STATED EXERCISE: The records should be written out in full, with nothing altered.

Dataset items
________________
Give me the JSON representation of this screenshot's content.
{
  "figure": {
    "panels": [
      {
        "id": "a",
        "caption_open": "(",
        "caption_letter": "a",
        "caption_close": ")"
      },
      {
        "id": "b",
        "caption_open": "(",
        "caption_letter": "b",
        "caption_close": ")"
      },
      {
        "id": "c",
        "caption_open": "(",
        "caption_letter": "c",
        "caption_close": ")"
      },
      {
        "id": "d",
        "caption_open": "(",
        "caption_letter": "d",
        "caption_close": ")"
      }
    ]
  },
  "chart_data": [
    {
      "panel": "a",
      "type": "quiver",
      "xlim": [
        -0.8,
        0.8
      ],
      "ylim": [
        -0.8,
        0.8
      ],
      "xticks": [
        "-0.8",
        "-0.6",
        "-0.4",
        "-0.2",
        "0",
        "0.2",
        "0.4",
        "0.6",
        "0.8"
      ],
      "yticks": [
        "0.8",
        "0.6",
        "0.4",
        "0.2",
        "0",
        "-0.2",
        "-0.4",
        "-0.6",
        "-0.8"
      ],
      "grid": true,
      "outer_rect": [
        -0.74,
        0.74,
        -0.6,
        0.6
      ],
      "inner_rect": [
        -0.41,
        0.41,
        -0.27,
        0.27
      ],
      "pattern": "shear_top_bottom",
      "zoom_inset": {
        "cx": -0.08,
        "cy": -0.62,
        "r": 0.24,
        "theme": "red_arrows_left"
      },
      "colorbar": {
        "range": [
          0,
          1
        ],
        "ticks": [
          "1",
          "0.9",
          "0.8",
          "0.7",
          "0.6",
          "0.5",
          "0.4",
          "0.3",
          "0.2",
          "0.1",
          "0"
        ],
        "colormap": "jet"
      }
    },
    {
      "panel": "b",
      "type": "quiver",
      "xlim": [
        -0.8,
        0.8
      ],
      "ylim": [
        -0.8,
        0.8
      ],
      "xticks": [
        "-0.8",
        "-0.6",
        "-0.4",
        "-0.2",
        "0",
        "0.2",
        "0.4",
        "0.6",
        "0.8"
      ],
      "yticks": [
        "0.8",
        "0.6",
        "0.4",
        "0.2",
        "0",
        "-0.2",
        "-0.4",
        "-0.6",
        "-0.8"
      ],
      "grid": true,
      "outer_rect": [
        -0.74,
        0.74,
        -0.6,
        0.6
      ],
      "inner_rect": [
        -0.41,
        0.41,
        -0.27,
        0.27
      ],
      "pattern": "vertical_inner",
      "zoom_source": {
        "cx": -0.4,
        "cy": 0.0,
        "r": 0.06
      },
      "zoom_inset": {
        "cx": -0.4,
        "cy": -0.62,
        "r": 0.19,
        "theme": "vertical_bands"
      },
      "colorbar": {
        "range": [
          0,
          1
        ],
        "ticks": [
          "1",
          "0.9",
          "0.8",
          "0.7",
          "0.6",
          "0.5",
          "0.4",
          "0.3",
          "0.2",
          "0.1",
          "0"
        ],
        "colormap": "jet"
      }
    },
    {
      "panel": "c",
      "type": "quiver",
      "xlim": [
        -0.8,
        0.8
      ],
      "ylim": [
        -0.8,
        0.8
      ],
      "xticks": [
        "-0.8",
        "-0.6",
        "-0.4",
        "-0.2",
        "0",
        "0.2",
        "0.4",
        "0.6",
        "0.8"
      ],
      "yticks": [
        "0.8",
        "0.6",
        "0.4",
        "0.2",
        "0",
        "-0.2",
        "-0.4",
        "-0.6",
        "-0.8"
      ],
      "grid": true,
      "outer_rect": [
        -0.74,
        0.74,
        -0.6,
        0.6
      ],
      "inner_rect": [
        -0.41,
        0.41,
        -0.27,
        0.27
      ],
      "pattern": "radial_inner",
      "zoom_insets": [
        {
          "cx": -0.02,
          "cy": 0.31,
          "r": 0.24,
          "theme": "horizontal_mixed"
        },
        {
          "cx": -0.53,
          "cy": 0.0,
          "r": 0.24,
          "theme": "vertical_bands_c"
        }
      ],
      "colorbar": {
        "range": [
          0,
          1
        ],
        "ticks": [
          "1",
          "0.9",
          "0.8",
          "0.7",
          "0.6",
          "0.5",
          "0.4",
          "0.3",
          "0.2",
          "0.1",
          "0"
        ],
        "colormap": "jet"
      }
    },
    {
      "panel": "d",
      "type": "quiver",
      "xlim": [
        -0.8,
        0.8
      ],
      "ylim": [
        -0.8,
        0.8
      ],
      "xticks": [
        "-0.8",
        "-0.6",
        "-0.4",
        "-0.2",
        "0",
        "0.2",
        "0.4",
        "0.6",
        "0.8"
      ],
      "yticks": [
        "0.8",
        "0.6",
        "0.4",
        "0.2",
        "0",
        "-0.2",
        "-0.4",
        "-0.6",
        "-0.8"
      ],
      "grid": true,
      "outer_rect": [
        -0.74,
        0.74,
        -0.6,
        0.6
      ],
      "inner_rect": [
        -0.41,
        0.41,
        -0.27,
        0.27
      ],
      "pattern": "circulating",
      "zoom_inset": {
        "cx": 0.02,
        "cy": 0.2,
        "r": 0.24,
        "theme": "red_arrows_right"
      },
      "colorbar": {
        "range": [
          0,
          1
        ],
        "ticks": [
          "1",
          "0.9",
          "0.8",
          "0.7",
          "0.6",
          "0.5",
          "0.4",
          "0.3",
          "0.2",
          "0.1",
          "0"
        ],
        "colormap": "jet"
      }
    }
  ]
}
________________
FULL RESPONSE:
Give me the JSON representation of this screenshot's content.
{
  "figure": {
    "panels": [
      {
        "id": "a",
        "caption_open": "(",
        "caption_letter": "a",
        "caption_close": ")"
      },
      {
        "id": "b",
        "caption_open": "(",
        "caption_letter": "b",
        "caption_close": ")"
      },
      {
        "id": "c",
        "caption_open": "(",
        "caption_letter": "c",
        "caption_close": ")"
      },
      {
        "id": "d",
        "caption_open": "(",
        "caption_letter": "d",
        "caption_close": ")"
      }
    ]
  },
  "chart_data": [
    {
      "panel": "a",
      "type": "quiver",
      "xlim": [
        -0.8,
        0.8
      ],
      "ylim": [
        -0.8,
        0.8
      ],
      "xticks": [
        "-0.8",
        "-0.6",
        "-0.4",
        "-0.2",
        "0",
        "0.2",
        "0.4",
        "0.6",
        "0.8"
      ],
      "yticks": [
        "0.8",
        "0.6",
        "0.4",
        "0.2",
        "0",
        "-0.2",
        "-0.4",
        "-0.6",
        "-0.8"
      ],
      "grid": true,
      "outer_rect": [
        -0.74,
        0.74,
        -0.6,
        0.6
      ],
      "inner_rect": [
        -0.41,
        0.41,
        -0.27,
        0.27
      ],
      "pattern": "shear_top_bottom",
      "zoom_inset": {
        "cx": -0.08,
        "cy": -0.62,
        "r": 0.24,
        "theme": "red_arrows_left"
      },
      "colorbar": {
        "range": [
          0,
          1
        ],
        "ticks": [
          "1",
          "0.9",
          "0.8",
          "0.7",
          "0.6",
          "0.5",
          "0.4",
          "0.3",
          "0.2",
          "0.1",
          "0"
        ],
        "colormap": "jet"
      }
    },
    {
      "panel": "b",
      "type": "quiver",
      "xlim": [
        -0.8,
        0.8
      ],
      "ylim": [
        -0.8,
        0.8
      ],
      "xticks": [
        "-0.8",
        "-0.6",
        "-0.4",
        "-0.2",
        "0",
        "0.2",
        "0.4",
        "0.6",
        "0.8"
      ],
      "yticks": [
        "0.8",
        "0.6",
        "0.4",
        "0.2",
        "0",
        "-0.2",
        "-0.4",
        "-0.6",
        "-0.8"
      ],
      "grid": true,
      "outer_rect": [
        -0.74,
        0.74,
        -0.6,
        0.6
      ],
      "inner_rect": [
        -0.41,
        0.41,
        -0.27,
        0.27
      ],
      "pattern": "vertical_inner",
      "zoom_source": {
        "cx": -0.4,
        "cy": 0.0,
        "r": 0.06
      },
      "zoom_inset": {
        "cx": -0.4,
        "cy": -0.62,
        "r": 0.19,
        "theme": "vertical_bands"
      },
      "colorbar": {
        "range": [
          0,
          1
        ],
        "ticks": [
          "1",
          "0.9",
          "0.8",
          "0.7",
          "0.6",
          "0.5",
          "0.4",
          "0.3",
          "0.2",
          "0.1",
          "0"
        ],
        "colormap": "jet"
      }
    },
    {
      "panel": "c",
      "type": "quiver",
      "xlim": [
        -0.8,
        0.8
      ],
      "ylim": [
        -0.8,
        0.8
      ],
      "xticks": [
        "-0.8",
        "-0.6",
        "-0.4",
        "-0.2",
        "0",
        "0.2",
        "0.4",
        "0.6",
        "0.8"
      ],
      "yticks": [
        "0.8",
        "0.6",
        "0.4",
        "0.2",
        "0",
        "-0.2",
        "-0.4",
        "-0.6",
        "-0.8"
      ],
      "grid": true,
      "outer_rect": [
        -0.74,
        0.74,
        -0.6,
        0.6
      ],
      "inner_rect": [
        -0.41,
        0.41,
        -0.27,
        0.27
      ],
      "pattern": "radial_inner",
      "zoom_insets": [
        {
          "cx": -0.02,
          "cy": 0.31,
          "r": 0.24,
          "theme": "horizontal_mixed"
        },
        {
          "cx": -0.53,
          "cy": 0.0,
          "r": 0.24,
          "theme": "vertical_bands_c"
        }
      ],
      "colorbar": {
        "range": [
          0,
          1
        ],
        "ticks": [
          "1",
          "0.9",
          "0.8",
          "0.7",
          "0.6",
          "0.5",
          "0.4",
          "0.3",
          "0.2",
          "0.1",
          "0"
        ],
        "colormap": "jet"
      }
    },
    {
      "panel": "d",
      "type": "quiver",
      "xlim": [
        -0.8,
        0.8
      ],
      "ylim": [
        -0.8,
        0.8
      ],
      "xticks": [
        "-0.8",
        "-0.6",
        "-0.4",
        "-0.2",
        "0",
        "0.2",
        "0.4",
        "0.6",
        "0.8"
      ],
      "yticks": [
        "0.8",
        "0.6",
        "0.4",
        "0.2",
        "0",
        "-0.2",
        "-0.4",
        "-0.6",
        "-0.8"
      ],
      "grid": true,
      "outer_rect": [
        -0.74,
        0.74,
        -0.6,
        0.6
      ],
      "inner_rect": [
        -0.41,
        0.41,
        -0.27,
        0.27
      ],
      "pattern": "circulating",
      "zoom_inset": {
        "cx": 0.02,
        "cy": 0.2,
        "r": 0.24,
        "theme": "red_arrows_right"
      },
      "colorbar": {
        "range": [
          0,
          1
        ],
        "ticks": [
          "1",
          "0.9",
          "0.8",
          "0.7",
          "0.6",
          "0.5",
          "0.4",
          "0.3",
          "0.2",
          "0.1",
          "0"
        ],
        "colormap": "jet"
      }
    }
  ]
}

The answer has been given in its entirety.